### Work to complete
Count the lines below that contain the word "What", and report only that number.

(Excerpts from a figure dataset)
- Opening Delimiter -

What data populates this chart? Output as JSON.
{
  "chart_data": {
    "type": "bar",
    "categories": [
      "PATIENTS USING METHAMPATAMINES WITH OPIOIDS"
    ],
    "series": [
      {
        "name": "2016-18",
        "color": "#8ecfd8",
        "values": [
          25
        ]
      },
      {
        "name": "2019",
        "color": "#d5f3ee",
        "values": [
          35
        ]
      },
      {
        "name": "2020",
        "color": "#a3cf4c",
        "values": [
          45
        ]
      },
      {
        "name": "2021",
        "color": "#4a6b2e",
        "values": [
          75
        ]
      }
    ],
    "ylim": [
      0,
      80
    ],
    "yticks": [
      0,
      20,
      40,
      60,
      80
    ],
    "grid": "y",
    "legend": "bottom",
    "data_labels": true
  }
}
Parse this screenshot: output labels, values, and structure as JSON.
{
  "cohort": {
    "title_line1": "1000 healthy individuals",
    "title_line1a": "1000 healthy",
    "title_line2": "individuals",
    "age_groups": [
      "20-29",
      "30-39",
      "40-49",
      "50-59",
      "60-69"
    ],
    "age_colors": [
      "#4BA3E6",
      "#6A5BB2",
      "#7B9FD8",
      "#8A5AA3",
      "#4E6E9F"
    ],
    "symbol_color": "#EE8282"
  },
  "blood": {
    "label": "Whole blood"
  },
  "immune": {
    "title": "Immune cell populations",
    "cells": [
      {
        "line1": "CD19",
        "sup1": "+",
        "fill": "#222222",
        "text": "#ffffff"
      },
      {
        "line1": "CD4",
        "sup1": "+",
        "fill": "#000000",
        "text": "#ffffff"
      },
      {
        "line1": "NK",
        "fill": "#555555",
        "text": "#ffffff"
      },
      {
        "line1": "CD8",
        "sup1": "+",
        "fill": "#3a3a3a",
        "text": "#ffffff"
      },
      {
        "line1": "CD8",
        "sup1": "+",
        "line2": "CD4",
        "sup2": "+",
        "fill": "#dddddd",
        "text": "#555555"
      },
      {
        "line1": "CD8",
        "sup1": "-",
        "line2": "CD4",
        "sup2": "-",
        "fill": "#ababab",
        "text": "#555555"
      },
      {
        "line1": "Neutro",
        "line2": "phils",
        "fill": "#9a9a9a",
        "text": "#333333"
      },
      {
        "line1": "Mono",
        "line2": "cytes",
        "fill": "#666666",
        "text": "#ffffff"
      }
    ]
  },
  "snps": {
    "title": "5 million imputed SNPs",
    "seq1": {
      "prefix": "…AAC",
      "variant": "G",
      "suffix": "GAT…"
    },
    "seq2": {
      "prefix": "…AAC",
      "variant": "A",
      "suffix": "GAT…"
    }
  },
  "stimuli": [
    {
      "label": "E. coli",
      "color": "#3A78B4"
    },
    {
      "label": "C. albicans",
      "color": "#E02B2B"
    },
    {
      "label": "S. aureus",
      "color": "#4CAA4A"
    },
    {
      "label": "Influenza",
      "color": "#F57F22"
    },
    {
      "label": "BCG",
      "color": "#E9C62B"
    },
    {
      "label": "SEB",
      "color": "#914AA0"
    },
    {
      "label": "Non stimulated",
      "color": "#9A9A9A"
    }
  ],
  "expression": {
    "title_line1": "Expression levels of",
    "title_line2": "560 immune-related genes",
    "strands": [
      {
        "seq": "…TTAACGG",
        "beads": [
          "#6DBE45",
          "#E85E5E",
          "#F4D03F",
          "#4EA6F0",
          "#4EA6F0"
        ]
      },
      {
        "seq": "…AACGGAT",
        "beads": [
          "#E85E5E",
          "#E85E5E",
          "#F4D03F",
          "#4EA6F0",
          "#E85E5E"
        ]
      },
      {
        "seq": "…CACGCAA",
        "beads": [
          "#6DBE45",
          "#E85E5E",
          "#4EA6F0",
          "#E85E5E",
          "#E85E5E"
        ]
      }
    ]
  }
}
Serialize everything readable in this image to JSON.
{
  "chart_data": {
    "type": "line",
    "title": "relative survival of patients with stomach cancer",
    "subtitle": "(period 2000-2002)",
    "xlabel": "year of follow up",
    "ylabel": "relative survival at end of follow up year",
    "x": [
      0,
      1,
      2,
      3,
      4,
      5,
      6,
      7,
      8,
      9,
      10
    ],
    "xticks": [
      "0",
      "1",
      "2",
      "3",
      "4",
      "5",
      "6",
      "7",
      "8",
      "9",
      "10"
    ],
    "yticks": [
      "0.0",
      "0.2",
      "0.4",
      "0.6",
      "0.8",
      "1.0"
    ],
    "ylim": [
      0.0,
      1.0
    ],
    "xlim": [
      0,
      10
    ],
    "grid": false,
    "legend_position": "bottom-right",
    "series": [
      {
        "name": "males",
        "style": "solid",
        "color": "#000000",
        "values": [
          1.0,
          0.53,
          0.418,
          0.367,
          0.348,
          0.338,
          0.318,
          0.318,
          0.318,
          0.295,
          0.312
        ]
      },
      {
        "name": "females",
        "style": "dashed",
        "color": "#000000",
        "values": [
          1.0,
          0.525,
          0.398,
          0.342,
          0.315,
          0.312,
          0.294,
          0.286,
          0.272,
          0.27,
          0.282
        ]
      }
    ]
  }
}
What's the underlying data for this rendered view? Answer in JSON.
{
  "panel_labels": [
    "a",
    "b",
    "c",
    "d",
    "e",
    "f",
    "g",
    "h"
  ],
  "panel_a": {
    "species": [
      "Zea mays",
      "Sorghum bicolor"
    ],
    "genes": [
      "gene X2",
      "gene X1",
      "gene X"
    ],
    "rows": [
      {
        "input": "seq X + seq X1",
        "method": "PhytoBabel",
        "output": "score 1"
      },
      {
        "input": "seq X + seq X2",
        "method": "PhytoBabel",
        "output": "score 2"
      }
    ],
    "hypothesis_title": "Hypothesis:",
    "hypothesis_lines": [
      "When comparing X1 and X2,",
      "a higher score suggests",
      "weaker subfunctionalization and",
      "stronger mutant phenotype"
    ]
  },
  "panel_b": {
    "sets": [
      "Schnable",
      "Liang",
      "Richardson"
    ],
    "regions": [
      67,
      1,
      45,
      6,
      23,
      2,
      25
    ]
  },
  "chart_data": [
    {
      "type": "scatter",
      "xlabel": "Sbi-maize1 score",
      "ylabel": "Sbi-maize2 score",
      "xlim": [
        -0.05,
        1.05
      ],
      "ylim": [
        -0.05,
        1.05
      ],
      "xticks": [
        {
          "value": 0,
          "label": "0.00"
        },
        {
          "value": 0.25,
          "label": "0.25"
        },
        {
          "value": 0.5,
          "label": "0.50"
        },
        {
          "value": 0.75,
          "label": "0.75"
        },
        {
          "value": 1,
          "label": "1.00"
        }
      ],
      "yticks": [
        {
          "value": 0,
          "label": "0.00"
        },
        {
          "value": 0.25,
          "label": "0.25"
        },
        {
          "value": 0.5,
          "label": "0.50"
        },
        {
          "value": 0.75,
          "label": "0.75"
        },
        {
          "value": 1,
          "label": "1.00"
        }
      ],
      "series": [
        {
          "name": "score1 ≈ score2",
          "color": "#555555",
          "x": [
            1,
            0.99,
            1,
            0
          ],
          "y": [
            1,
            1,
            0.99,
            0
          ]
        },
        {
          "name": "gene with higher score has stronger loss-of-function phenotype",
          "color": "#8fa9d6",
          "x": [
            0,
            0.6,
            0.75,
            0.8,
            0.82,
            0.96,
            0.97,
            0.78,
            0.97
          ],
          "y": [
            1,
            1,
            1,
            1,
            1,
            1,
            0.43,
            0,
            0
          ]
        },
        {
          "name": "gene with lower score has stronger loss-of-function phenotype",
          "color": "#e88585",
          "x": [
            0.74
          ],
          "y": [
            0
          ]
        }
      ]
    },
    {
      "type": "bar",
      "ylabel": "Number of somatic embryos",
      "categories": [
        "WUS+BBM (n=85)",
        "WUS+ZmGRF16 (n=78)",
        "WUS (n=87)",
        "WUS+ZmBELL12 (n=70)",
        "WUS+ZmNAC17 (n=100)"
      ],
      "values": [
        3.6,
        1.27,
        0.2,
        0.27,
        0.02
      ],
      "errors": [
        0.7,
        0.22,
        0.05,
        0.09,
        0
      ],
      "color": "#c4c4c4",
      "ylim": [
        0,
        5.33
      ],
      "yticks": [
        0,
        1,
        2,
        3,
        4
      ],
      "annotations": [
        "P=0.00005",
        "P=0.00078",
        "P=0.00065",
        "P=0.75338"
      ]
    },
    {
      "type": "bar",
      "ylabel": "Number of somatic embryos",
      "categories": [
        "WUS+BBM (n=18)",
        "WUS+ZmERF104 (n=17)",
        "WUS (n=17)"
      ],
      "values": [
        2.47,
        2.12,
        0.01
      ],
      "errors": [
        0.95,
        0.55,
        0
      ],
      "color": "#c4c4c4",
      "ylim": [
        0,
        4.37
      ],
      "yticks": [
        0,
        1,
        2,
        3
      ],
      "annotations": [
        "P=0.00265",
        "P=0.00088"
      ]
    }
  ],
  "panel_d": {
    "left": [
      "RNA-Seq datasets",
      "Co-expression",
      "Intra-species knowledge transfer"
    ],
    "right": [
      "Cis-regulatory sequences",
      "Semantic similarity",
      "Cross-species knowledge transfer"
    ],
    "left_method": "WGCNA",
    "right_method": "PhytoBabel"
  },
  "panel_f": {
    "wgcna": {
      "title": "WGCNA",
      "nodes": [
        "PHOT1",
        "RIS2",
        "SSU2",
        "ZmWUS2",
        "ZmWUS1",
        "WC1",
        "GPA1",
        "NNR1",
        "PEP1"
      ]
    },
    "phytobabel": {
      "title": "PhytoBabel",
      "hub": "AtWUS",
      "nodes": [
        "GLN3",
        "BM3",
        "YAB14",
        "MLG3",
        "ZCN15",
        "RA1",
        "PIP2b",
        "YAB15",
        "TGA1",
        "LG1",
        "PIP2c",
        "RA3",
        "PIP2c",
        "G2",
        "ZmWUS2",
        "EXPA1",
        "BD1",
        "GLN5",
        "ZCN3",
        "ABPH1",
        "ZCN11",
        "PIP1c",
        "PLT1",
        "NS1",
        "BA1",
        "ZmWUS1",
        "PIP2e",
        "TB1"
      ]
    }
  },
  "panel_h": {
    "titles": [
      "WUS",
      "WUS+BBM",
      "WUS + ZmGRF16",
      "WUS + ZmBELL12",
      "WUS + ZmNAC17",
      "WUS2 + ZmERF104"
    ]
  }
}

- Closing Delimiter -

### Your response
2